==== RECORDS FOR THE TASK
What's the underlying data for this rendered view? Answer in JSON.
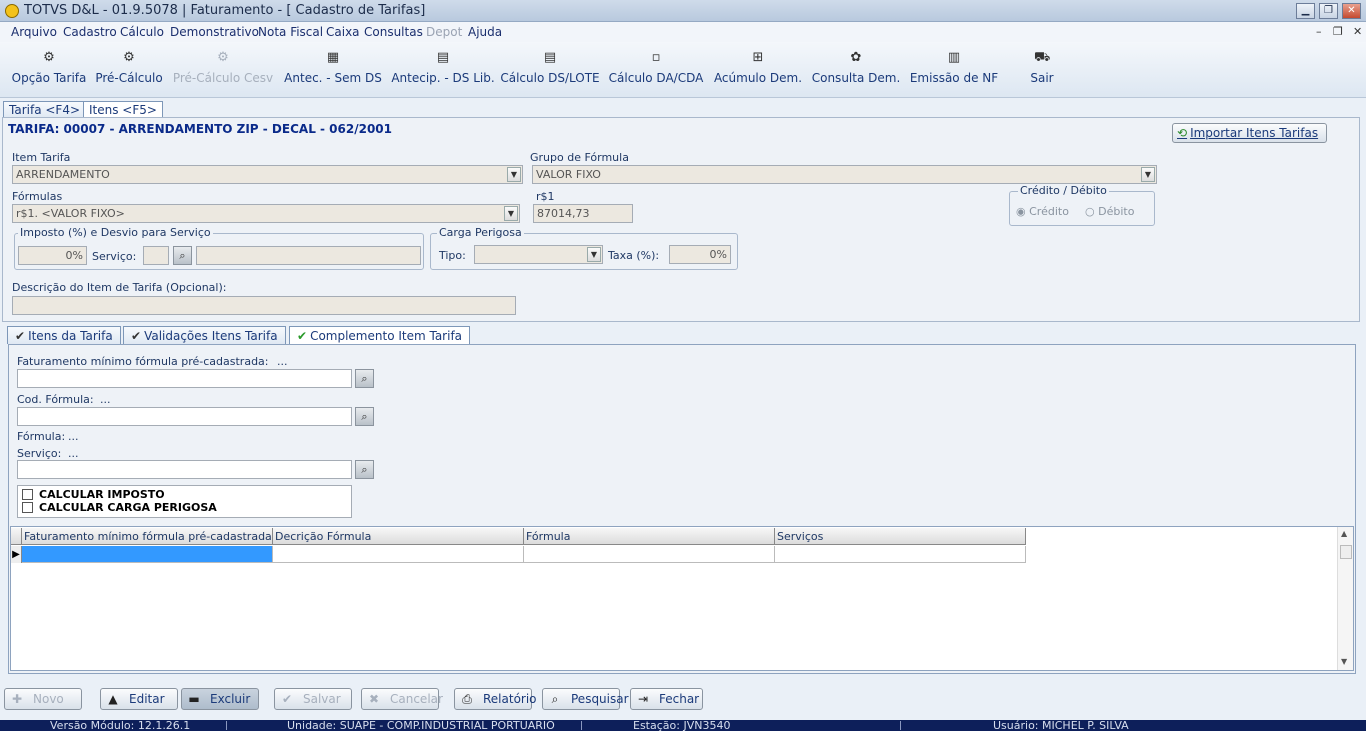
{
  "window": {
    "title": "TOTVS D&L - 01.9.5078 | Faturamento - [ Cadastro de Tarifas]",
    "min": "▁",
    "restore": "❐",
    "close": "✕"
  },
  "menu": [
    "Arquivo",
    "Cadastro",
    "Cálculo",
    "Demonstrativo",
    "Nota Fiscal",
    "Caixa",
    "Consultas",
    "Depot",
    "Ajuda"
  ],
  "mdi_controls": [
    "–",
    "❐",
    "✕"
  ],
  "toolbar": [
    {
      "label": "Opção Tarifa",
      "icon": "options-icon",
      "glyph": "⚙"
    },
    {
      "label": "Pré-Cálculo",
      "icon": "precalc-icon",
      "glyph": "⚙"
    },
    {
      "label": "Pré-Cálculo Cesv",
      "icon": "precalc-cesv-icon",
      "glyph": "⚙"
    },
    {
      "label": "Antec. - Sem DS",
      "icon": "advance-icon",
      "glyph": "▦"
    },
    {
      "label": "Antecip. - DS Lib.",
      "icon": "calculator-icon",
      "glyph": "▤"
    },
    {
      "label": "Cálculo DS/LOTE",
      "icon": "calculator-icon",
      "glyph": "▤"
    },
    {
      "label": "Cálculo DA/CDA",
      "icon": "window-icon",
      "glyph": "▫"
    },
    {
      "label": "Acúmulo Dem.",
      "icon": "document-add-icon",
      "glyph": "⊞"
    },
    {
      "label": "Consulta Dem.",
      "icon": "query-icon",
      "glyph": "✿"
    },
    {
      "label": "Emissão de NF",
      "icon": "invoice-icon",
      "glyph": "▥"
    },
    {
      "label": "Sair",
      "icon": "exit-icon",
      "glyph": "⛟"
    }
  ],
  "tabs_top": [
    "Tarifa <F4>",
    "Itens <F5>"
  ],
  "tarifa_header": "TARIFA: 00007 - ARRENDAMENTO ZIP - DECAL - 062/2001",
  "import_button": "Importar Itens Tarifas",
  "form": {
    "item_tarifa_label": "Item Tarifa",
    "item_tarifa_value": "ARRENDAMENTO",
    "grupo_label": "Grupo de Fórmula",
    "grupo_value": "VALOR FIXO",
    "formulas_label": "Fórmulas",
    "formulas_value": "r$1. <VALOR FIXO>",
    "r1_label": "r$1",
    "r1_value": "87014,73",
    "credito_debito_title": "Crédito / Débito",
    "credito_label": "Crédito",
    "debito_label": "Débito",
    "imposto_title": "Imposto (%) e Desvio para Serviço",
    "imposto_value": "0%",
    "servico_label": "Serviço:",
    "carga_title": "Carga Perigosa",
    "tipo_label": "Tipo:",
    "taxa_label": "Taxa (%):",
    "taxa_value": "0%",
    "descricao_label": "Descrição do Item de Tarifa (Opcional):"
  },
  "tabs_detail": [
    "Itens da Tarifa",
    "Validações Itens Tarifa",
    "Complemento Item Tarifa"
  ],
  "detail": {
    "fat_min_label": "Faturamento mínimo fórmula pré-cadastrada:",
    "fat_min_dots": "...",
    "cod_formula_label": "Cod. Fórmula:",
    "cod_formula_dots": "...",
    "formula_label": "Fórmula:",
    "formula_dots": "...",
    "servico_label": "Serviço:",
    "servico_dots": "...",
    "calc_imposto": "CALCULAR IMPOSTO",
    "calc_carga": "CALCULAR CARGA PERIGOSA"
  },
  "grid": {
    "columns": [
      "Faturamento mínimo fórmula pré-cadastrada",
      "Decrição Fórmula",
      "Fórmula",
      "Serviços"
    ]
  },
  "buttons": [
    {
      "label": "Novo",
      "icon": "plus-icon",
      "glyph": "✚",
      "enabled": false
    },
    {
      "label": "Editar",
      "icon": "edit-icon",
      "glyph": "▲",
      "enabled": true
    },
    {
      "label": "Excluir",
      "icon": "delete-icon",
      "glyph": "▬",
      "enabled": true
    },
    {
      "label": "Salvar",
      "icon": "check-icon",
      "glyph": "✔",
      "enabled": false
    },
    {
      "label": "Cancelar",
      "icon": "cancel-icon",
      "glyph": "✖",
      "enabled": false
    },
    {
      "label": "Relatório",
      "icon": "print-icon",
      "glyph": "⎙",
      "enabled": true
    },
    {
      "label": "Pesquisar",
      "icon": "search-icon",
      "glyph": "⌕",
      "enabled": true
    },
    {
      "label": "Fechar",
      "icon": "close-door-icon",
      "glyph": "⇥",
      "enabled": true
    }
  ],
  "status": {
    "versao": "Versão Módulo: 12.1.26.1",
    "unidade": "Unidade: SUAPE - COMP.INDUSTRIAL PORTUARIO",
    "estacao": "Estação: JVN3540",
    "usuario": "Usuário: MICHEL P. SILVA"
  }
}
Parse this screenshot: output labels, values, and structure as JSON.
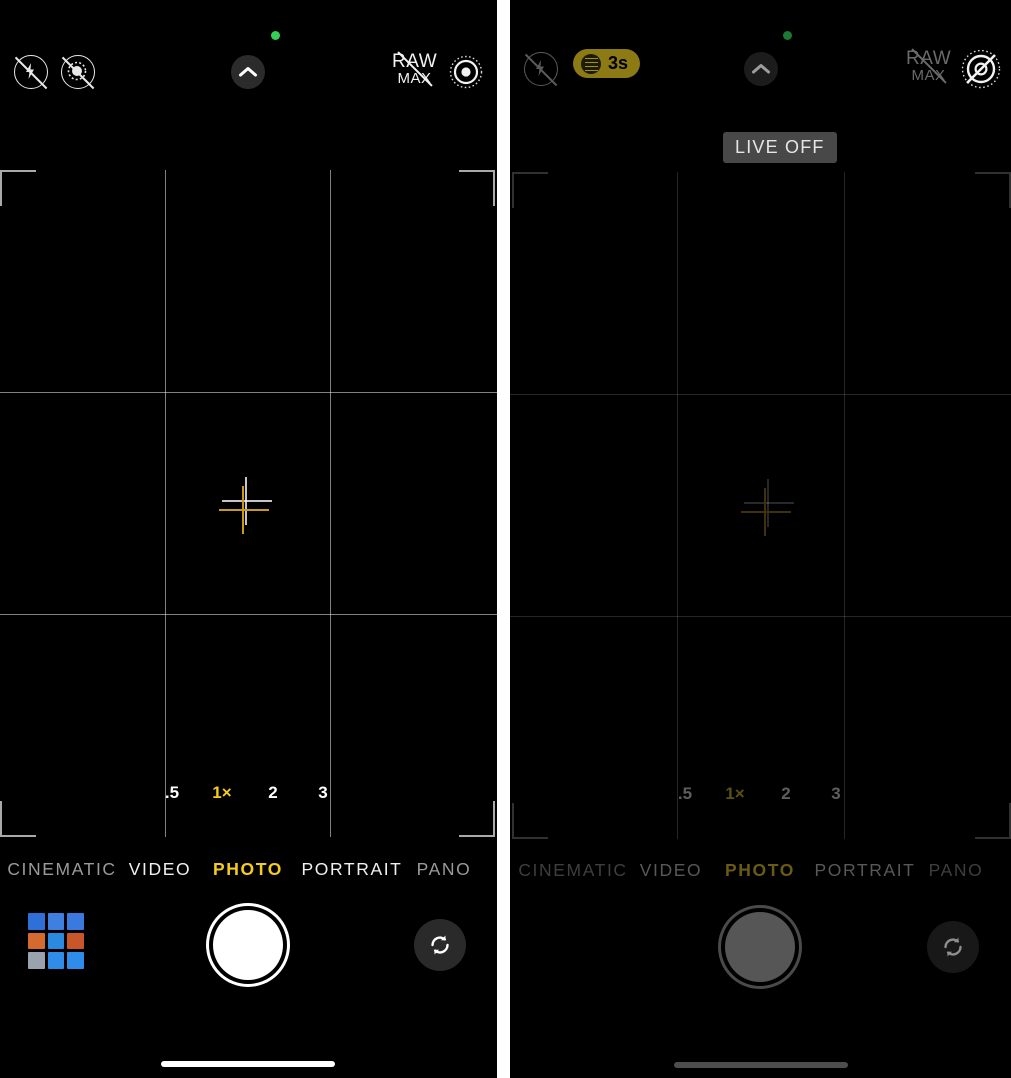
{
  "app": {
    "name": "Camera",
    "panels": [
      {
        "id": "left",
        "label": "Live Photo on, Night mode off"
      },
      {
        "id": "right",
        "label": "Live Photo off, Night mode 3s"
      }
    ]
  },
  "left_panel": {
    "topbar": {
      "flash_icon": "flash-off-icon",
      "live_photo_toggle_icon": "live-photo-off-icon",
      "chevron_icon": "chevron-up-icon",
      "raw_line1": "RAW",
      "raw_line2": "MAX",
      "raw_icon": "raw-max-off-icon",
      "live_photo_status_icon": "live-photo-on-icon"
    },
    "viewfinder": {
      "level_icon": "level-crosshair-icon",
      "grid": "rule-of-thirds"
    },
    "zoom": {
      "options": [
        {
          "label": ".5",
          "selected": false
        },
        {
          "label": "1×",
          "selected": true
        },
        {
          "label": "2",
          "selected": false
        },
        {
          "label": "3",
          "selected": false
        }
      ]
    },
    "modes": [
      {
        "label": "CINEMATIC",
        "selected": false,
        "dim": true
      },
      {
        "label": "VIDEO",
        "selected": false,
        "dim": false
      },
      {
        "label": "PHOTO",
        "selected": true,
        "dim": false
      },
      {
        "label": "PORTRAIT",
        "selected": false,
        "dim": false
      },
      {
        "label": "PANO",
        "selected": false,
        "dim": true
      }
    ],
    "bottom": {
      "thumbnail_name": "photo-library-thumbnail",
      "shutter_name": "shutter-button",
      "flip_name": "camera-flip-button",
      "flip_icon": "camera-flip-icon"
    }
  },
  "right_panel": {
    "topbar": {
      "flash_icon": "flash-off-icon",
      "night_mode_label": "3s",
      "night_mode_icon": "night-mode-icon",
      "chevron_icon": "chevron-up-icon",
      "raw_line1": "RAW",
      "raw_line2": "MAX",
      "raw_icon": "raw-max-off-icon",
      "live_photo_status_icon": "live-photo-off-icon"
    },
    "live_badge": "LIVE OFF",
    "viewfinder": {
      "level_icon": "level-crosshair-icon",
      "grid": "rule-of-thirds"
    },
    "zoom": {
      "options": [
        {
          "label": ".5",
          "selected": false
        },
        {
          "label": "1×",
          "selected": true
        },
        {
          "label": "2",
          "selected": false
        },
        {
          "label": "3",
          "selected": false
        }
      ]
    },
    "modes": [
      {
        "label": "CINEMATIC",
        "selected": false,
        "dim": true
      },
      {
        "label": "VIDEO",
        "selected": false,
        "dim": false
      },
      {
        "label": "PHOTO",
        "selected": true,
        "dim": false
      },
      {
        "label": "PORTRAIT",
        "selected": false,
        "dim": false
      },
      {
        "label": "PANO",
        "selected": false,
        "dim": true
      }
    ],
    "bottom": {
      "shutter_name": "shutter-button",
      "flip_name": "camera-flip-button",
      "flip_icon": "camera-flip-icon"
    }
  },
  "colors": {
    "accent_yellow": "#f5cb20",
    "night_pill": "#8c7a15",
    "recording_dot_green": "#31d158",
    "background": "#000000",
    "badge_gray": "#484848"
  }
}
========
**AIM OF THE EXERCISE:**
Pictures stay out of the copy; please restate every record above exactly.

**ANSWER TO THIS PROBLEM:**
What's the underlying data for this rendered view? Answer in JSON.
{
  "window": {
    "title": "TOTVS D&L - 01.9.5078 | Faturamento - [ Cadastro de Tarifas]",
    "min": "▁",
    "restore": "❐",
    "close": "✕"
  },
  "menu": [
    "Arquivo",
    "Cadastro",
    "Cálculo",
    "Demonstrativo",
    "Nota Fiscal",
    "Caixa",
    "Consultas",
    "Depot",
    "Ajuda"
  ],
  "mdi_controls": [
    "–",
    "❐",
    "✕"
  ],
  "toolbar": [
    {
      "label": "Opção Tarifa",
      "icon": "options-icon",
      "glyph": "⚙"
    },
    {
      "label": "Pré-Cálculo",
      "icon": "precalc-icon",
      "glyph": "⚙"
    },
    {
      "label": "Pré-Cálculo Cesv",
      "icon": "precalc-cesv-icon",
      "glyph": "⚙"
    },
    {
      "label": "Antec. - Sem DS",
      "icon": "advance-icon",
      "glyph": "▦"
    },
    {
      "label": "Antecip. - DS Lib.",
      "icon": "calculator-icon",
      "glyph": "▤"
    },
    {
      "label": "Cálculo DS/LOTE",
      "icon": "calculator-icon",
      "glyph": "▤"
    },
    {
      "label": "Cálculo DA/CDA",
      "icon": "window-icon",
      "glyph": "▫"
    },
    {
      "label": "Acúmulo Dem.",
      "icon": "document-add-icon",
      "glyph": "⊞"
    },
    {
      "label": "Consulta Dem.",
      "icon": "query-icon",
      "glyph": "✿"
    },
    {
      "label": "Emissão de NF",
      "icon": "invoice-icon",
      "glyph": "▥"
    },
    {
      "label": "Sair",
      "icon": "exit-icon",
      "glyph": "⛟"
    }
  ],
  "tabs_top": [
    "Tarifa <F4>",
    "Itens <F5>"
  ],
  "tarifa_header": "TARIFA: 00007 - ARRENDAMENTO ZIP - DECAL - 062/2001",
  "import_button": "Importar Itens Tarifas",
  "form": {
    "item_tarifa_label": "Item Tarifa",
    "item_tarifa_value": "ARRENDAMENTO",
    "grupo_label": "Grupo de Fórmula",
    "grupo_value": "VALOR FIXO",
    "formulas_label": "Fórmulas",
    "formulas_value": "r$1. <VALOR FIXO>",
    "r1_label": "r$1",
    "r1_value": "87014,73",
    "credito_debito_title": "Crédito / Débito",
    "credito_label": "Crédito",
    "debito_label": "Débito",
    "imposto_title": "Imposto (%) e Desvio para Serviço",
    "imposto_value": "0%",
    "servico_label": "Serviço:",
    "carga_title": "Carga Perigosa",
    "tipo_label": "Tipo:",
    "taxa_label": "Taxa (%):",
    "taxa_value": "0%",
    "descricao_label": "Descrição do Item de Tarifa (Opcional):"
  },
  "tabs_detail": [
    "Itens da Tarifa",
    "Validações Itens Tarifa",
    "Complemento Item Tarifa"
  ],
  "detail": {
    "fat_min_label": "Faturamento mínimo fórmula pré-cadastrada:",
    "fat_min_dots": "...",
    "cod_formula_label": "Cod. Fórmula:",
    "cod_formula_dots": "...",
    "formula_label": "Fórmula:",
    "formula_dots": "...",
    "servico_label": "Serviço:",
    "servico_dots": "...",
    "calc_imposto": "CALCULAR IMPOSTO",
    "calc_carga": "CALCULAR CARGA PERIGOSA"
  },
  "grid": {
    "columns": [
      "Faturamento mínimo fórmula pré-cadastrada",
      "Decrição Fórmula",
      "Fórmula",
      "Serviços"
    ]
  },
  "buttons": [
    {
      "label": "Novo",
      "icon": "plus-icon",
      "glyph": "✚",
      "enabled": false
    },
    {
      "label": "Editar",
      "icon": "edit-icon",
      "glyph": "▲",
      "enabled": true
    },
    {
      "label": "Excluir",
      "icon": "delete-icon",
      "glyph": "▬",
      "enabled": true
    },
    {
      "label": "Salvar",
      "icon": "check-icon",
      "glyph": "✔",
      "enabled": false
    },
    {
      "label": "Cancelar",
      "icon": "cancel-icon",
      "glyph": "✖",
      "enabled": false
    },
    {
      "label": "Relatório",
      "icon": "print-icon",
      "glyph": "⎙",
      "enabled": true
    },
    {
      "label": "Pesquisar",
      "icon": "search-icon",
      "glyph": "⌕",
      "enabled": true
    },
    {
      "label": "Fechar",
      "icon": "close-door-icon",
      "glyph": "⇥",
      "enabled": true
    }
  ],
  "status": {
    "versao": "Versão Módulo: 12.1.26.1",
    "unidade": "Unidade: SUAPE - COMP.INDUSTRIAL PORTUARIO",
    "estacao": "Estação: JVN3540",
    "usuario": "Usuário: MICHEL P. SILVA"
  }
}
Parse this screenshot: output labels, values, and structure as JSON.
{
  "app": {
    "name": "Camera",
    "panels": [
      {
        "id": "left",
        "label": "Live Photo on, Night mode off"
      },
      {
        "id": "right",
        "label": "Live Photo off, Night mode 3s"
      }
    ]
  },
  "left_panel": {
    "topbar": {
      "flash_icon": "flash-off-icon",
      "live_photo_toggle_icon": "live-photo-off-icon",
      "chevron_icon": "chevron-up-icon",
      "raw_line1": "RAW",
      "raw_line2": "MAX",
      "raw_icon": "raw-max-off-icon",
      "live_photo_status_icon": "live-photo-on-icon"
    },
    "viewfinder": {
      "level_icon": "level-crosshair-icon",
      "grid": "rule-of-thirds"
    },
    "zoom": {
      "options": [
        {
          "label": ".5",
          "selected": false
        },
        {
          "label": "1×",
          "selected": true
        },
        {
          "label": "2",
          "selected": false
        },
        {
          "label": "3",
          "selected": false
        }
      ]
    },
    "modes": [
      {
        "label": "CINEMATIC",
        "selected": false,
        "dim": true
      },
      {
        "label": "VIDEO",
        "selected": false,
        "dim": false
      },
      {
        "label": "PHOTO",
        "selected": true,
        "dim": false
      },
      {
        "label": "PORTRAIT",
        "selected": false,
        "dim": false
      },
      {
        "label": "PANO",
        "selected": false,
        "dim": true
      }
    ],
    "bottom": {
      "thumbnail_name": "photo-library-thumbnail",
      "shutter_name": "shutter-button",
      "flip_name": "camera-flip-button",
      "flip_icon": "camera-flip-icon"
    }
  },
  "right_panel": {
    "topbar": {
      "flash_icon": "flash-off-icon",
      "night_mode_label": "3s",
      "night_mode_icon": "night-mode-icon",
      "chevron_icon": "chevron-up-icon",
      "raw_line1": "RAW",
      "raw_line2": "MAX",
      "raw_icon": "raw-max-off-icon",
      "live_photo_status_icon": "live-photo-off-icon"
    },
    "live_badge": "LIVE OFF",
    "viewfinder": {
      "level_icon": "level-crosshair-icon",
      "grid": "rule-of-thirds"
    },
    "zoom": {
      "options": [
        {
          "label": ".5",
          "selected": false
        },
        {
          "label": "1×",
          "selected": true
        },
        {
          "label": "2",
          "selected": false
        },
        {
          "label": "3",
          "selected": false
        }
      ]
    },
    "modes": [
      {
        "label": "CINEMATIC",
        "selected": false,
        "dim": true
      },
      {
        "label": "VIDEO",
        "selected": false,
        "dim": false
      },
      {
        "label": "PHOTO",
        "selected": true,
        "dim": false
      },
      {
        "label": "PORTRAIT",
        "selected": false,
        "dim": false
      },
      {
        "label": "PANO",
        "selected": false,
        "dim": true
      }
    ],
    "bottom": {
      "shutter_name": "shutter-button",
      "flip_name": "camera-flip-button",
      "flip_icon": "camera-flip-icon"
    }
  },
  "colors": {
    "accent_yellow": "#f5cb20",
    "night_pill": "#8c7a15",
    "recording_dot_green": "#31d158",
    "background": "#000000",
    "badge_gray": "#484848"
  }
}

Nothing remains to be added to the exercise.